PROBLEM TO SOLVE: Where a line of the listing below holds "Graphical", add it to the tally; give only the final number.

MATERIAL PROVIDED:
-*-*-

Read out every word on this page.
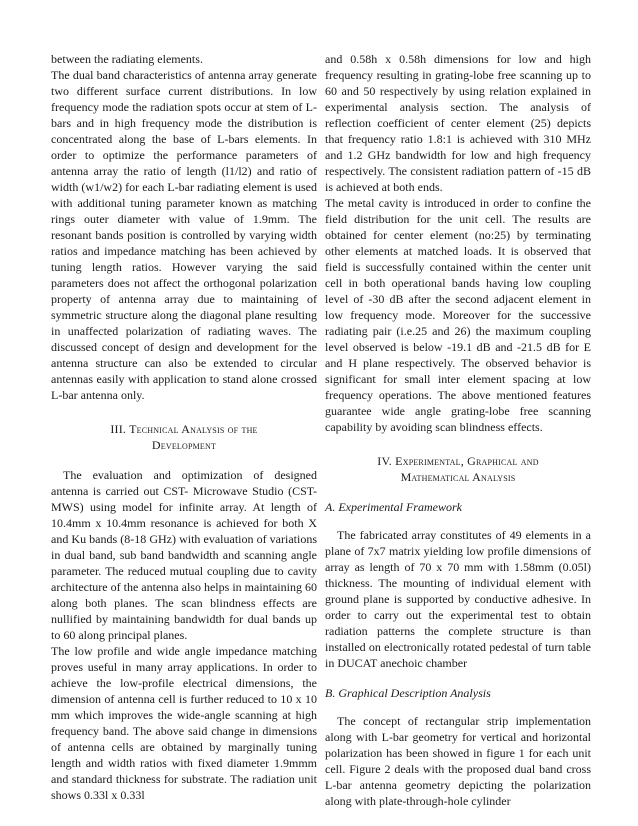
between the radiating elements.

The dual band characteristics of antenna array generate two different surface current distributions. In low frequency mode the radiation spots occur at stem of L-bars and in high frequency mode the distribution is concentrated along the base of L-bars elements. In order to optimize the performance parameters of antenna array the ratio of length (l1/l2) and ratio of width (w1/w2) for each L-bar radiating element is used with additional tuning parameter known as matching rings outer diameter with value of 1.9mm. The resonant bands position is controlled by varying width ratios and impedance matching has been achieved by tuning length ratios. However varying the said parameters does not affect the orthogonal polarization property of antenna array due to maintaining of symmetric structure along the diagonal plane resulting in unaffected polarization of radiating waves. The discussed concept of design and development for the antenna structure can also be extended to circular antennas easily with application to stand alone crossed L-bar antenna only.

III. Technical Analysis of the
Development

The evaluation and optimization of designed antenna is carried out CST- Microwave Studio (CST-MWS) using model for infinite array. At length of 10.4mm x 10.4mm resonance is achieved for both X and Ku bands (8-18 GHz) with evaluation of variations in dual band, sub band bandwidth and scanning angle parameter. The reduced mutual coupling due to cavity architecture of the antenna also helps in maintaining 60 along both planes. The scan blindness effects are nullified by maintaining bandwidth for dual bands up to 60 along principal planes.

The low profile and wide angle impedance matching proves useful in many array applications. In order to achieve the low-profile electrical dimensions, the dimension of antenna cell is further reduced to 10 x 10 mm which improves the wide-angle scanning at high frequency band. The above said change in dimensions of antenna cells are obtained by marginally tuning length and width ratios with fixed diameter 1.9mmm and standard thickness for substrate. The radiation unit shows 0.33l x 0.33l

and 0.58h x 0.58h dimensions for low and high frequency resulting in grating-lobe free scanning up to 60 and 50 respectively by using relation explained in experimental analysis section. The analysis of reflection coefficient of center element (25) depicts that frequency ratio 1.8:1 is achieved with 310 MHz and 1.2 GHz bandwidth for low and high frequency respectively. The consistent radiation pattern of -15 dB is achieved at both ends.

The metal cavity is introduced in order to confine the field distribution for the unit cell. The results are obtained for center element (no:25) by terminating other elements at matched loads. It is observed that field is successfully contained within the center unit cell in both operational bands having low coupling level of -30 dB after the second adjacent element in low frequency mode. Moreover for the successive radiating pair (i.e.25 and 26) the maximum coupling level observed is below -19.1 dB and -21.5 dB for E and H plane respectively. The observed behavior is significant for small inter element spacing at low frequency operations. The above mentioned features guarantee wide angle grating-lobe free scanning capability by avoiding scan blindness effects.

IV. Experimental, Graphical and
Mathematical Analysis

A. Experimental Framework

The fabricated array constitutes of 49 elements in a plane of 7x7 matrix yielding low profile dimensions of array as length of 70 x 70 mm with 1.58mm (0.05l) thickness. The mounting of individual element with ground plane is supported by conductive adhesive. In order to carry out the experimental test to obtain radiation patterns the complete structure is than installed on electronically rotated pedestal of turn table in DUCAT anechoic chamber

B. Graphical Description Analysis

The concept of rectangular strip implementation along with L-bar geometry for vertical and horizontal polarization has been showed in figure 1 for each unit cell. Figure 2 deals with the proposed dual band cross L-bar antenna geometry depicting the polarization along with plate-through-hole cylinder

-*-*-

YOUR SOLUTION: 2